** Challenge **
Gather all lines from the material that contain the word "name".
_ _ _ _ _ _ _
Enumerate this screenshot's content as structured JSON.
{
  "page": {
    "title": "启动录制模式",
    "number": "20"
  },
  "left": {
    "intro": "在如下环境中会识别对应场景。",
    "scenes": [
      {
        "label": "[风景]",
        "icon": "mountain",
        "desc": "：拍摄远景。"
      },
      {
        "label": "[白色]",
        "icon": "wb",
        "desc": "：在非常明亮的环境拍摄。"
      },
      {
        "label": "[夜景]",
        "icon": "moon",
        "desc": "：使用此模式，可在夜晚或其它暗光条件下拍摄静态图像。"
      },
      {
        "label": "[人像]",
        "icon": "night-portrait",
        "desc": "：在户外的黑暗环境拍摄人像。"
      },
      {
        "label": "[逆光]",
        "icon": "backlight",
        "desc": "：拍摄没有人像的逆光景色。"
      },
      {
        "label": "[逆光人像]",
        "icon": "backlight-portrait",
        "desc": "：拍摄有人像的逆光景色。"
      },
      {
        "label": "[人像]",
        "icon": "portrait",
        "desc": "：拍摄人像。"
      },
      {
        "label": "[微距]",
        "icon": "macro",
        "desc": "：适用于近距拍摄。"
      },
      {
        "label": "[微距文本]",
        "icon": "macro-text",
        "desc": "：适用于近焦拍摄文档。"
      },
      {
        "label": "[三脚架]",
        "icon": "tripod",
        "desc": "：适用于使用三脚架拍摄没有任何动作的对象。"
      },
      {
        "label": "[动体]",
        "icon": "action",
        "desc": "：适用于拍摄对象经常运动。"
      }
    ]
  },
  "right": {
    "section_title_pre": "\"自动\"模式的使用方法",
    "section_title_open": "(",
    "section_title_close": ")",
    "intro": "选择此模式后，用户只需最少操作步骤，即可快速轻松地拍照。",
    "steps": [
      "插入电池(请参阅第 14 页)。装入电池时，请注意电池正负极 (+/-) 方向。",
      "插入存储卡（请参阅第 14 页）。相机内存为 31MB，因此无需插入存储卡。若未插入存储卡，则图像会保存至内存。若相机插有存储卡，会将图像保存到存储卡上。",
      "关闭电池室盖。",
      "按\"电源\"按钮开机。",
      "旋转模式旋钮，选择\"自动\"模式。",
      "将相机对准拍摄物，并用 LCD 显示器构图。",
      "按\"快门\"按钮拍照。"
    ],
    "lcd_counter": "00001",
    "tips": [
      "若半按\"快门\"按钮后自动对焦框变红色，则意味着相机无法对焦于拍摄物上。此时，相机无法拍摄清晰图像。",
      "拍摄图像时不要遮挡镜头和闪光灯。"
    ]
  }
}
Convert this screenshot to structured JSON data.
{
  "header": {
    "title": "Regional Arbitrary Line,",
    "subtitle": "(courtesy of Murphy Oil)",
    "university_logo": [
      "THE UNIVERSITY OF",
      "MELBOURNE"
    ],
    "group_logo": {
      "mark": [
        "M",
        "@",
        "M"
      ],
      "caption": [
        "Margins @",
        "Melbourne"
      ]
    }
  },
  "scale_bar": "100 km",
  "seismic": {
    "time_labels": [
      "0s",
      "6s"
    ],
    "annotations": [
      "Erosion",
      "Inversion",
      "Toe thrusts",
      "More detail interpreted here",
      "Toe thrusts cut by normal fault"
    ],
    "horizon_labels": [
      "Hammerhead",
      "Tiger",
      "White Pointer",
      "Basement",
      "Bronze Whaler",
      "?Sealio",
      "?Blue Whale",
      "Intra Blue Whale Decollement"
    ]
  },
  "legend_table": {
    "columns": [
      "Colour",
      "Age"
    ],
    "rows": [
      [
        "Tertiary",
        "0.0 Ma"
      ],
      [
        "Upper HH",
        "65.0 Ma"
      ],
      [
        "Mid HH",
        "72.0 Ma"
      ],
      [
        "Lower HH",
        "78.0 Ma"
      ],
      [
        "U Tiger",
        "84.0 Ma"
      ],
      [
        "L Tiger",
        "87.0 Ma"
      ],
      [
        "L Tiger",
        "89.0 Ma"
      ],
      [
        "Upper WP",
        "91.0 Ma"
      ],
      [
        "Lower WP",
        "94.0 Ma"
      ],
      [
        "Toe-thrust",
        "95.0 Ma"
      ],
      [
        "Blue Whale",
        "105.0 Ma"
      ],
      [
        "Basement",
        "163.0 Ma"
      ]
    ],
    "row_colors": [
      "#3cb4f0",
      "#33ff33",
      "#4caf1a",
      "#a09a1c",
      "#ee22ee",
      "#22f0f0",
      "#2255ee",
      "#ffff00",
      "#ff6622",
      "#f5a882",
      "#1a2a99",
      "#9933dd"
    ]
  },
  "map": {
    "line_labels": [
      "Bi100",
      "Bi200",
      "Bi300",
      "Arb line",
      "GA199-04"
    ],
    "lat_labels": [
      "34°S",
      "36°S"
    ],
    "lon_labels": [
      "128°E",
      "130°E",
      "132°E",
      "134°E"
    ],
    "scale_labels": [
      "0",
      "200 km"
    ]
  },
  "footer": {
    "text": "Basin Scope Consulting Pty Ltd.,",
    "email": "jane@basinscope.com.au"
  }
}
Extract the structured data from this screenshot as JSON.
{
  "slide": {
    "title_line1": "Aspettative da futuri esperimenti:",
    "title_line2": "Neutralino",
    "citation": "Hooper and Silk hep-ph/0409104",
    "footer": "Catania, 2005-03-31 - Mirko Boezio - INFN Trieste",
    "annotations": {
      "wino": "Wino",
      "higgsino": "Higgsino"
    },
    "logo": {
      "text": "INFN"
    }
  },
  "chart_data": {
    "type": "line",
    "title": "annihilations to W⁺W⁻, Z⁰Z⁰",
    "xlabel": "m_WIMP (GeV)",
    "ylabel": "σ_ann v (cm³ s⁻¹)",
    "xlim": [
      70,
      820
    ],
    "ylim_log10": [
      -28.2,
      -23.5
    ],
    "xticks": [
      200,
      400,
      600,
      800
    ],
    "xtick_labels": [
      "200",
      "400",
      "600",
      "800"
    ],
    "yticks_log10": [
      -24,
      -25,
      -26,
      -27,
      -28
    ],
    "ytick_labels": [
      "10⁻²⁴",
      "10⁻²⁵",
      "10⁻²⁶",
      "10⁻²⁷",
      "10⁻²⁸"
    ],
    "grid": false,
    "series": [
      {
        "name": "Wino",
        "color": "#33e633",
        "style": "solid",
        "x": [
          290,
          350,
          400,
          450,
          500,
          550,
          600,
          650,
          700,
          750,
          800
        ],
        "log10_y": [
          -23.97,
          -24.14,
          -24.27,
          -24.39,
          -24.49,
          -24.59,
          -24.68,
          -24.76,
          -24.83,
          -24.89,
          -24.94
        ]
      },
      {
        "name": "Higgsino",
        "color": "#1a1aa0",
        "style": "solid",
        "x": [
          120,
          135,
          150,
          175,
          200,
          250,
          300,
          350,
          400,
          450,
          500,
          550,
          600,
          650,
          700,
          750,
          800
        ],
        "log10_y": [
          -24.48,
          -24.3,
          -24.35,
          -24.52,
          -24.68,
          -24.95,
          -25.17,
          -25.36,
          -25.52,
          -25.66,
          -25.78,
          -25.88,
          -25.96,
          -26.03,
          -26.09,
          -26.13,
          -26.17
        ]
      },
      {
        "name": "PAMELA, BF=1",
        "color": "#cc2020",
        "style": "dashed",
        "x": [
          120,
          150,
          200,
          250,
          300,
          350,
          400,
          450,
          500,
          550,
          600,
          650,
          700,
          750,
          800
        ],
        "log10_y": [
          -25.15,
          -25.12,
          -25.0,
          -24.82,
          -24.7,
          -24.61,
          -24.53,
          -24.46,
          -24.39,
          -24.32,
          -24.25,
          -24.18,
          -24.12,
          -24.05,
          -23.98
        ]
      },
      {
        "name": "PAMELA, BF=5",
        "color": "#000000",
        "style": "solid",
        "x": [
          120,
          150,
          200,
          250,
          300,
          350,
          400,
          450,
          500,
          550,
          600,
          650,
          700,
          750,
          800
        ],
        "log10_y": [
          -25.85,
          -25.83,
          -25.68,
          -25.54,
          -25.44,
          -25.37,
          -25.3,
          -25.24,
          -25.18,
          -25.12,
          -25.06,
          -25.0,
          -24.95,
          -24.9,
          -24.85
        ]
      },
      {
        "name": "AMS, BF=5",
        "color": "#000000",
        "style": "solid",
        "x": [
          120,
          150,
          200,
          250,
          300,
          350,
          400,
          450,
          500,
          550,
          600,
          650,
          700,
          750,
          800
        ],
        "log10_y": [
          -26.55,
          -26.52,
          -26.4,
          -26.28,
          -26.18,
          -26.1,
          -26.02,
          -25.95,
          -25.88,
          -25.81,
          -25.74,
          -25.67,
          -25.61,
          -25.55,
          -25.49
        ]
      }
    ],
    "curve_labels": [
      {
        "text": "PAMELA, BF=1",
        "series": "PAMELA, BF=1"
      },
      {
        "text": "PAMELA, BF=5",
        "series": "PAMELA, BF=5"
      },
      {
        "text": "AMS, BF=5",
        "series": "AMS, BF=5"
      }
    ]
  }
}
_ _ _ _ _ _ _
** Solution for this exercise **
        "name": "Wino",
        "name": "Higgsino",
        "name": "PAMELA, BF=1",
        "name": "PAMELA, BF=5",
        "name": "AMS, BF=5",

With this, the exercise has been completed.